## Written task
Where a line in the listing below contains the word "Output", copy that line.

____ Records to process

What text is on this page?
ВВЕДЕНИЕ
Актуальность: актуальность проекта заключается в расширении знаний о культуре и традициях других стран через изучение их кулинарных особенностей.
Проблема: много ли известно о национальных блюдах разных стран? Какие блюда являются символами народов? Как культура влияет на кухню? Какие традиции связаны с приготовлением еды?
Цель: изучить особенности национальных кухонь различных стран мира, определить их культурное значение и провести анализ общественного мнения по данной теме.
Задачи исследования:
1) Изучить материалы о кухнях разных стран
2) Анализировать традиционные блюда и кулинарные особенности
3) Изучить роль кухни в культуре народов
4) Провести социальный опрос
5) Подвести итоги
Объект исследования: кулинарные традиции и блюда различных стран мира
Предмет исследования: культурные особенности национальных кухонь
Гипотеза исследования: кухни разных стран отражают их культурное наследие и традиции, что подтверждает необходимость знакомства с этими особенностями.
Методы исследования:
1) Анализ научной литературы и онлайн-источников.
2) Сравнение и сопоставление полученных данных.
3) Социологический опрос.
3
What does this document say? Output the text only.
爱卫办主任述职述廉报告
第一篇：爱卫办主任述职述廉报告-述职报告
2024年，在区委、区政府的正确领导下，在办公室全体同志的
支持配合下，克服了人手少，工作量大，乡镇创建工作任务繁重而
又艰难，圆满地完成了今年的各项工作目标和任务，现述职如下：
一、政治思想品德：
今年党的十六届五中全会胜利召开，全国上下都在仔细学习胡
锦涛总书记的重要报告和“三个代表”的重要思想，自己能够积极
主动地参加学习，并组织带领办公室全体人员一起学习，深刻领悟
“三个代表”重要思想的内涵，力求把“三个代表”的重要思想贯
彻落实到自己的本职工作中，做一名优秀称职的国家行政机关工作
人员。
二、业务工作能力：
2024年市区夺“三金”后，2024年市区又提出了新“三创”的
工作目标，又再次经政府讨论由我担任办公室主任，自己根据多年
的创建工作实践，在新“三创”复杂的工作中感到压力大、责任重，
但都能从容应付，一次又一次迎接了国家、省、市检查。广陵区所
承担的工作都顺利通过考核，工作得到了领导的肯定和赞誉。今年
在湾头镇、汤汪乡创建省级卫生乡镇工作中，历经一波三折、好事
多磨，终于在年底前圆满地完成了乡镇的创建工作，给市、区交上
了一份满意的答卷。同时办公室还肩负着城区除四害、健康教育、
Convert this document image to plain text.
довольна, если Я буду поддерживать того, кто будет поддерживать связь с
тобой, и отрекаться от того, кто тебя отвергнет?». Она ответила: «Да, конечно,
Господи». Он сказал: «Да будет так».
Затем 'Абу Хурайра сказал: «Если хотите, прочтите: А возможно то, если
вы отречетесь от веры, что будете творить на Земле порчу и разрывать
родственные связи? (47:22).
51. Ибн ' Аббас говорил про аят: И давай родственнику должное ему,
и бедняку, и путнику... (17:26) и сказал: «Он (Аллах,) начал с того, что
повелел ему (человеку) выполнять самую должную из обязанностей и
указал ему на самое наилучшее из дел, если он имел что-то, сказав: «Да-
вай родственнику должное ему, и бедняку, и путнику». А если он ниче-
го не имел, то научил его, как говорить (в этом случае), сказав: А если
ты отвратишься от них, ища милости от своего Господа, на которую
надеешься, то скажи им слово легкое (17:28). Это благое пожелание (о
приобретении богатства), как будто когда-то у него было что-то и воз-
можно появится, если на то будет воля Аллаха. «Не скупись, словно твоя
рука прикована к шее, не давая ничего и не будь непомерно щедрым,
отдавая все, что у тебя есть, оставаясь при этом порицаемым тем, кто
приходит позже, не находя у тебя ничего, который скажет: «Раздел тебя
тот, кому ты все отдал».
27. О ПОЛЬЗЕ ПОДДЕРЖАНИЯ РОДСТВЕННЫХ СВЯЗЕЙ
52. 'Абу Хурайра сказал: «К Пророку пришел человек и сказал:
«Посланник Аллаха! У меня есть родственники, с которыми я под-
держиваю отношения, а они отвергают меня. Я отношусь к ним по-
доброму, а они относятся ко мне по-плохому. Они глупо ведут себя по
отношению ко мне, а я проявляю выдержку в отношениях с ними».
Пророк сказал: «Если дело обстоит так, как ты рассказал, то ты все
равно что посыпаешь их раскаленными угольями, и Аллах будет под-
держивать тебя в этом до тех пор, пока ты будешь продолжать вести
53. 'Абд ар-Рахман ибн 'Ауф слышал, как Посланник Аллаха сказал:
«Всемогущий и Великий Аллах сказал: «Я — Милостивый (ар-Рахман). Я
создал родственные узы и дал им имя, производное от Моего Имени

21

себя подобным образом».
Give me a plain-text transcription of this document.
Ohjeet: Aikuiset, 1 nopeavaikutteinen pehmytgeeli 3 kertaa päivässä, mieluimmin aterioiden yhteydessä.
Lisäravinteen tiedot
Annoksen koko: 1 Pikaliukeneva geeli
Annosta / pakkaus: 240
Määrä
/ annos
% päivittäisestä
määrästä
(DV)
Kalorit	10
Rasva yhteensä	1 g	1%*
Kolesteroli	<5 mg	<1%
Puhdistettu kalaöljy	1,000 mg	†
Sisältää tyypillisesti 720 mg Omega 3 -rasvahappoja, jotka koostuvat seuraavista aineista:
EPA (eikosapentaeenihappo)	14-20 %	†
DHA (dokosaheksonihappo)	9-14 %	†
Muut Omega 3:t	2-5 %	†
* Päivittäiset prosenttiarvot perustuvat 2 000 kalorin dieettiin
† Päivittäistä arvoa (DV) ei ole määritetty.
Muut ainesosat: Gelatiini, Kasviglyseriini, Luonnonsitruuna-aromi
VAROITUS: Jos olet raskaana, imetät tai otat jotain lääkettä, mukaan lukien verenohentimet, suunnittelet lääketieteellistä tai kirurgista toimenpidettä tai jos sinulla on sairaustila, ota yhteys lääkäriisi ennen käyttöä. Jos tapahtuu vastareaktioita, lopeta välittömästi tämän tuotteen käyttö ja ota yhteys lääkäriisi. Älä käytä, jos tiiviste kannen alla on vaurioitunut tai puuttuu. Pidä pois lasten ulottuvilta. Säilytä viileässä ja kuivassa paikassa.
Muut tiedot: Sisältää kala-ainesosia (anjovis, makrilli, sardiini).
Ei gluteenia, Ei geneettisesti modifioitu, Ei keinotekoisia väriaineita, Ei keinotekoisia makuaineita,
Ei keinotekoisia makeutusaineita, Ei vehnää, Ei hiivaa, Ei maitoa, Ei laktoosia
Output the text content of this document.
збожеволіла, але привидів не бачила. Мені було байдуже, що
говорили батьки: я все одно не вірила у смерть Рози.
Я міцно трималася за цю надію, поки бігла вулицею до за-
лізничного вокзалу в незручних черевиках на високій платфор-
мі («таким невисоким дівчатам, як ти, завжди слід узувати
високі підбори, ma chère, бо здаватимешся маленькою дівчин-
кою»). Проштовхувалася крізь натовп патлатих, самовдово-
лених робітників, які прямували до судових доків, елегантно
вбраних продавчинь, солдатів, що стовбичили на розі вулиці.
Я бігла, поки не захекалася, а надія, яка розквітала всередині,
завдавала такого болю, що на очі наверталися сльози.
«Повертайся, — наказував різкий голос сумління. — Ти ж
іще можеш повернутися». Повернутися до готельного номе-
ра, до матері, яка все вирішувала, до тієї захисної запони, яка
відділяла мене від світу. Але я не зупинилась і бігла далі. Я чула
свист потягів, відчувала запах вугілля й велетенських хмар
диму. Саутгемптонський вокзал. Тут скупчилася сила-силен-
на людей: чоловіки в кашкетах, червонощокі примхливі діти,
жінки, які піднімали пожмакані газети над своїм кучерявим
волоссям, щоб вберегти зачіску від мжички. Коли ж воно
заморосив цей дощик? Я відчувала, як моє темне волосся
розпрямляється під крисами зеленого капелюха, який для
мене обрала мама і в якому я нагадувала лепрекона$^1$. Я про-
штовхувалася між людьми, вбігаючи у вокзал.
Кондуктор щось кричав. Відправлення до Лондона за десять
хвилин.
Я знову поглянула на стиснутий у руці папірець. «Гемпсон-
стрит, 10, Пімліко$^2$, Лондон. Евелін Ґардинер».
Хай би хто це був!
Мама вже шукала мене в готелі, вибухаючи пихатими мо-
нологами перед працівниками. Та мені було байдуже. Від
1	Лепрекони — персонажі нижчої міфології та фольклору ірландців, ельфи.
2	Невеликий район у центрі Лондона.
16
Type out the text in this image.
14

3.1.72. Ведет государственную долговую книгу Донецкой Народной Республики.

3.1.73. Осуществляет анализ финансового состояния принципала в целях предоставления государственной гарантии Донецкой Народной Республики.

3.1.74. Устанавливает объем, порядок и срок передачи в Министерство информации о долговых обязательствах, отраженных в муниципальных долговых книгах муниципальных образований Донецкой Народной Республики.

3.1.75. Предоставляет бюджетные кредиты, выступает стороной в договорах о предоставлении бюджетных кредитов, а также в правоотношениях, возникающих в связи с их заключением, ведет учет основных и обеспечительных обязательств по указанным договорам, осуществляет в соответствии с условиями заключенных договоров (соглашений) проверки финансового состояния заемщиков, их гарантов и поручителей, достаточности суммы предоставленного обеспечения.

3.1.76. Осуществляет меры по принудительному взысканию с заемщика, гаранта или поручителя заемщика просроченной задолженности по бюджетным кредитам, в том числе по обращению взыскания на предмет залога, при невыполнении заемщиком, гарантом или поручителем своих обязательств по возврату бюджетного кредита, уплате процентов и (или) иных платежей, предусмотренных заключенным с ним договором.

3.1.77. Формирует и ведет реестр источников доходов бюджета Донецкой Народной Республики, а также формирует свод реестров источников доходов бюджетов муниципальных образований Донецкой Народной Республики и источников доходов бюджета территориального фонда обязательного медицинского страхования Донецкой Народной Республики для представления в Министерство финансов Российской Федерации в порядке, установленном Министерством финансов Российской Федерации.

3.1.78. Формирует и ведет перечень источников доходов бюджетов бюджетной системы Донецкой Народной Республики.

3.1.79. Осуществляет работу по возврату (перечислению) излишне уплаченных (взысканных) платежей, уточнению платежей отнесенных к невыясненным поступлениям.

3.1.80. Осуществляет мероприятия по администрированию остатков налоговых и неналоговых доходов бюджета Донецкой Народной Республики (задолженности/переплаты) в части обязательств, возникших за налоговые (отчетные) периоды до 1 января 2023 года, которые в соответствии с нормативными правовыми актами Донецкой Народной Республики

________

## Solution
What does this document say? Output the text only.
Output the text content of this document.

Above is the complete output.